------ Listed records ------
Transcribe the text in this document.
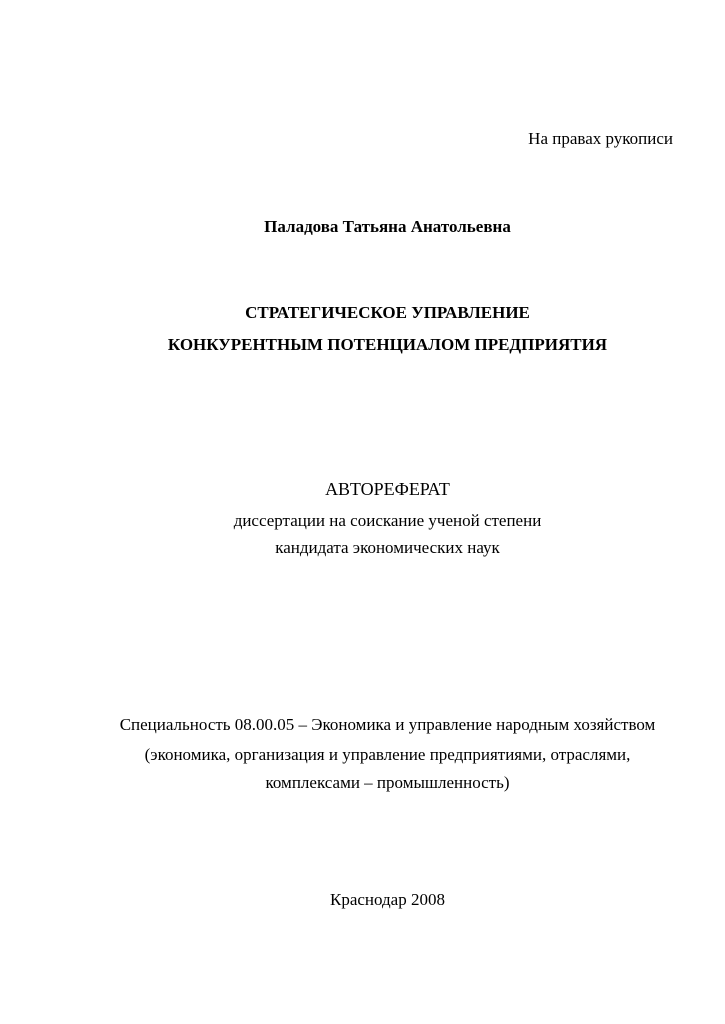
На правах рукописи
Паладова Татьяна Анатольевна
СТРАТЕГИЧЕСКОЕ УПРАВЛЕНИЕ
КОНКУРЕНТНЫМ ПОТЕНЦИАЛОМ ПРЕДПРИЯТИЯ
АВТОРЕФЕРАТ
диссертации на соискание ученой степени
кандидата экономических наук
Специальность 08.00.05 – Экономика и управление народным хозяйством
(экономика, организация и управление предприятиями, отраслями,
комплексами – промышленность)
Краснодар 2008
------
■ **Exercise prompt**: Set down every entry word for word, but omit the pictures.

■ **Response for this exercise**:
Transcribe the text in this document.
На правах рукописи
Паладова Татьяна Анатольевна
СТРАТЕГИЧЕСКОЕ УПРАВЛЕНИЕ
КОНКУРЕНТНЫМ ПОТЕНЦИАЛОМ ПРЕДПРИЯТИЯ
АВТОРЕФЕРАТ
диссертации на соискание ученой степени
кандидата экономических наук
Специальность 08.00.05 – Экономика и управление народным хозяйством
(экономика, организация и управление предприятиями, отраслями,
комплексами – промышленность)
Краснодар 2008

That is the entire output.